**Exercise directions:**
Reproduce the full listing below unchanged, apart from the pictures.

**Materials provided:**
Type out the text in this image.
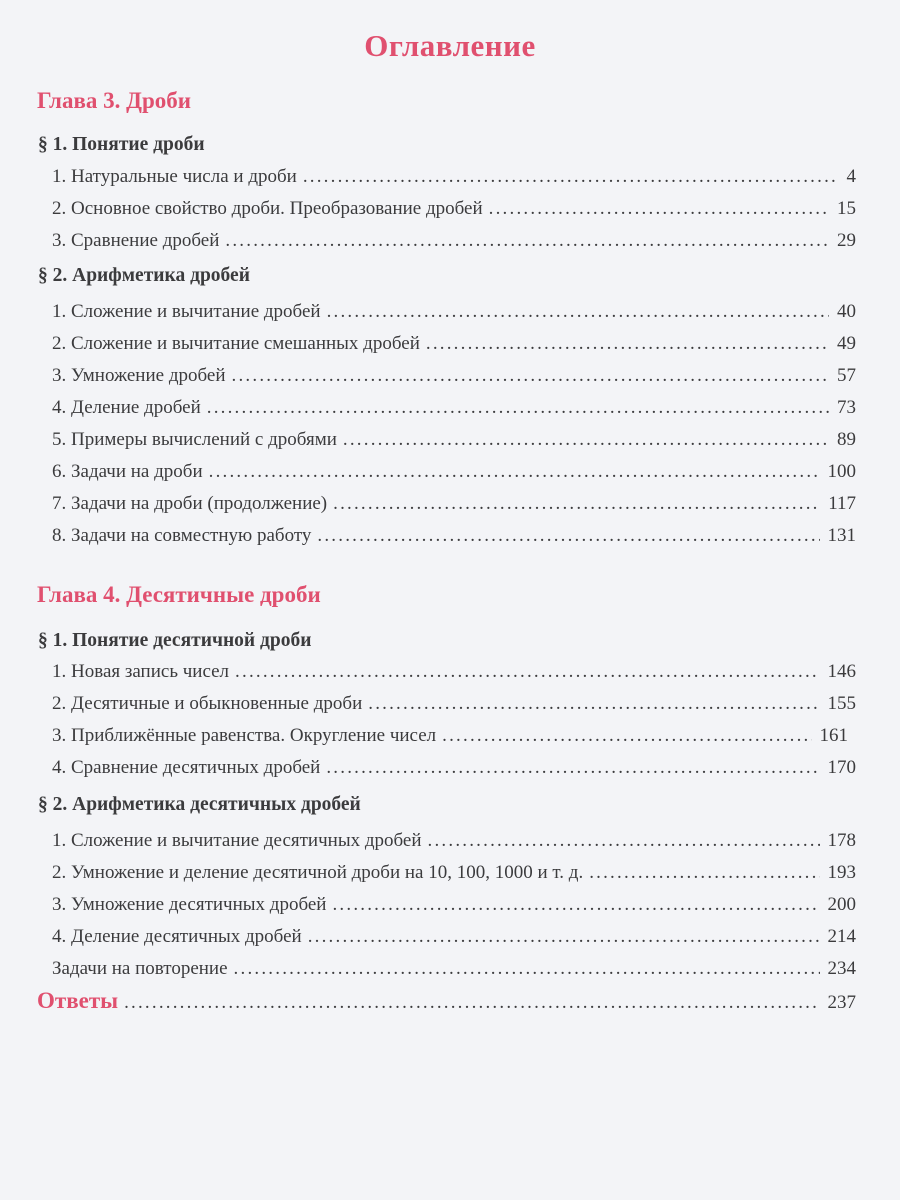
Оглавление
Глава 3. Дроби
§ 1. Понятие дроби
1. Натуральные числа и дроби .....	4
2. Основное свойство дроби. Преобразование дробей .....	15
3. Сравнение дробей .....	29
§ 2. Арифметика дробей
1. Сложение и вычитание дробей .....	40
2. Сложение и вычитание смешанных дробей .....	49
3. Умножение дробей .....	57
4. Деление дробей .....	73
5. Примеры вычислений с дробями .....	89
6. Задачи на дроби .....	100
7. Задачи на дроби (продолжение) .....	117
8. Задачи на совместную работу .....	131
Глава 4. Десятичные дроби
§ 1. Понятие десятичной дроби
1. Новая запись чисел .....	146
2. Десятичные и обыкновенные дроби .....	155
3. Приближённые равенства. Округление чисел .....	161
4. Сравнение десятичных дробей .....	170
§ 2. Арифметика десятичных дробей
1. Сложение и вычитание десятичных дробей .....	178
2. Умножение и деление десятичной дроби на 10, 100, 1000 и т. д. .....	193
3. Умножение десятичных дробей .....	200
4. Деление десятичных дробей .....	214
Задачи на повторение .....	234
Ответы .....	237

**Final result:**
Type out the text in this image.
Оглавление
Глава 3. Дроби
§ 1. Понятие дроби
1. Натуральные числа и дроби .....	4
2. Основное свойство дроби. Преобразование дробей .....	15
3. Сравнение дробей .....	29
§ 2. Арифметика дробей
1. Сложение и вычитание дробей .....	40
2. Сложение и вычитание смешанных дробей .....	49
3. Умножение дробей .....	57
4. Деление дробей .....	73
5. Примеры вычислений с дробями .....	89
6. Задачи на дроби .....	100
7. Задачи на дроби (продолжение) .....	117
8. Задачи на совместную работу .....	131
Глава 4. Десятичные дроби
§ 1. Понятие десятичной дроби
1. Новая запись чисел .....	146
2. Десятичные и обыкновенные дроби .....	155
3. Приближённые равенства. Округление чисел .....	161
4. Сравнение десятичных дробей .....	170
§ 2. Арифметика десятичных дробей
1. Сложение и вычитание десятичных дробей .....	178
2. Умножение и деление десятичной дроби на 10, 100, 1000 и т. д. .....	193
3. Умножение десятичных дробей .....	200
4. Деление десятичных дробей .....	214
Задачи на повторение .....	234
Ответы .....	237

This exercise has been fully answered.